Work to be completed |
Reproduce the entries word for word, and omit any picture you find in them.

Dataset records |
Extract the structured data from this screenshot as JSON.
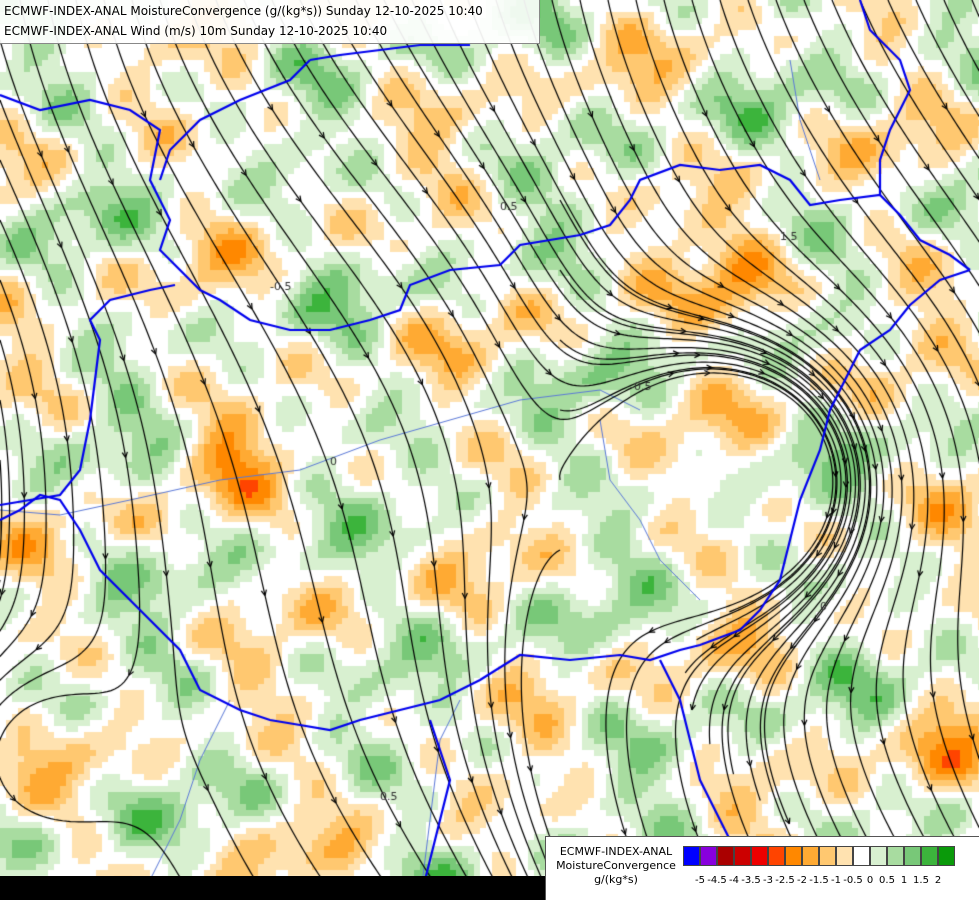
{
  "header": {
    "line1": "ECMWF-INDEX-ANAL MoistureConvergence (g/(kg*s)) Sunday 12-10-2025 10:40",
    "line2": "ECMWF-INDEX-ANAL Wind (m/s) 10m Sunday 12-10-2025 10:40"
  },
  "legend": {
    "line1": "ECMWF-INDEX-ANAL",
    "line2": "MoistureConvergence",
    "line3": "g/(kg*s)",
    "colors": [
      "#0000ff",
      "#8800dd",
      "#aa0000",
      "#cc0000",
      "#ee0000",
      "#ff4400",
      "#ff8800",
      "#ffaa33",
      "#ffc870",
      "#ffe2b0",
      "#ffffff",
      "#d8f0d0",
      "#a8dca0",
      "#78c878",
      "#3cb43c",
      "#0a9a0a"
    ],
    "ticks": [
      "-5",
      "-4.5",
      "-4",
      "-3.5",
      "-3",
      "-2.5",
      "-2",
      "-1.5",
      "-1",
      "-0.5",
      "0",
      "0.5",
      "1",
      "1.5",
      "2"
    ]
  },
  "map": {
    "colors": {
      "border": "#0000ee",
      "river": "#5a78d8",
      "streamline": "#000000",
      "contour_label": "#333333"
    },
    "contour_labels": [
      "-0.5",
      "0",
      "0.5",
      "1.5",
      "-0.5",
      "0",
      "0.5"
    ]
  }
}
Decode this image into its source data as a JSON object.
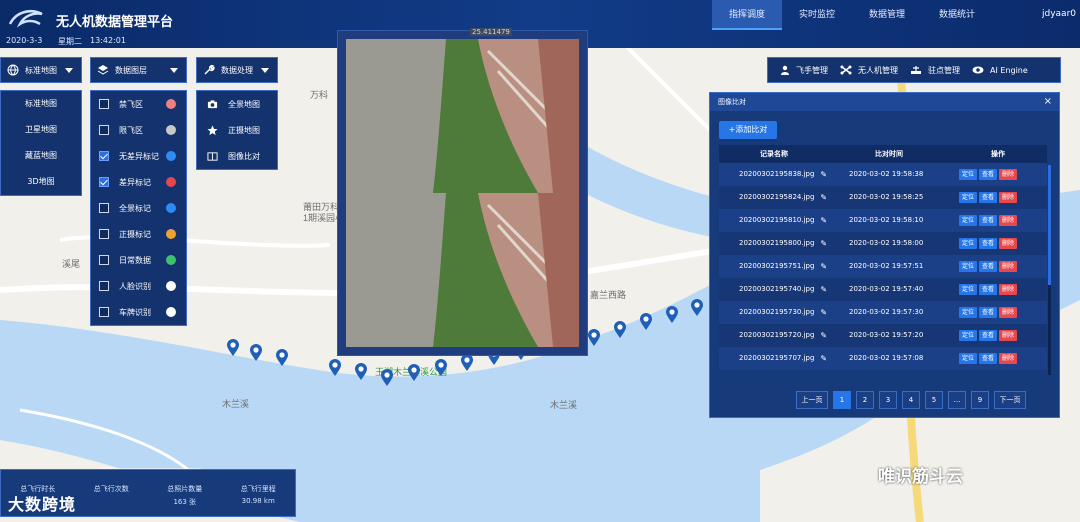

Solution |
Extract the structured data from this screenshot as JSON.
{
  "header": {
    "line1": "ECMWF-INDEX-ANAL MoistureConvergence (g/(kg*s)) Sunday 12-10-2025 10:40",
    "line2": "ECMWF-INDEX-ANAL Wind (m/s) 10m Sunday 12-10-2025 10:40"
  },
  "legend": {
    "line1": "ECMWF-INDEX-ANAL",
    "line2": "MoistureConvergence",
    "line3": "g/(kg*s)",
    "colors": [
      "#0000ff",
      "#8800dd",
      "#aa0000",
      "#cc0000",
      "#ee0000",
      "#ff4400",
      "#ff8800",
      "#ffaa33",
      "#ffc870",
      "#ffe2b0",
      "#ffffff",
      "#d8f0d0",
      "#a8dca0",
      "#78c878",
      "#3cb43c",
      "#0a9a0a"
    ],
    "ticks": [
      "-5",
      "-4.5",
      "-4",
      "-3.5",
      "-3",
      "-2.5",
      "-2",
      "-1.5",
      "-1",
      "-0.5",
      "0",
      "0.5",
      "1",
      "1.5",
      "2"
    ]
  },
  "map": {
    "colors": {
      "border": "#0000ee",
      "river": "#5a78d8",
      "streamline": "#000000",
      "contour_label": "#333333"
    },
    "contour_labels": [
      "-0.5",
      "0",
      "0.5",
      "1.5",
      "-0.5",
      "0",
      "0.5"
    ]
  }
}
Decode this image into its source data as a JSON object.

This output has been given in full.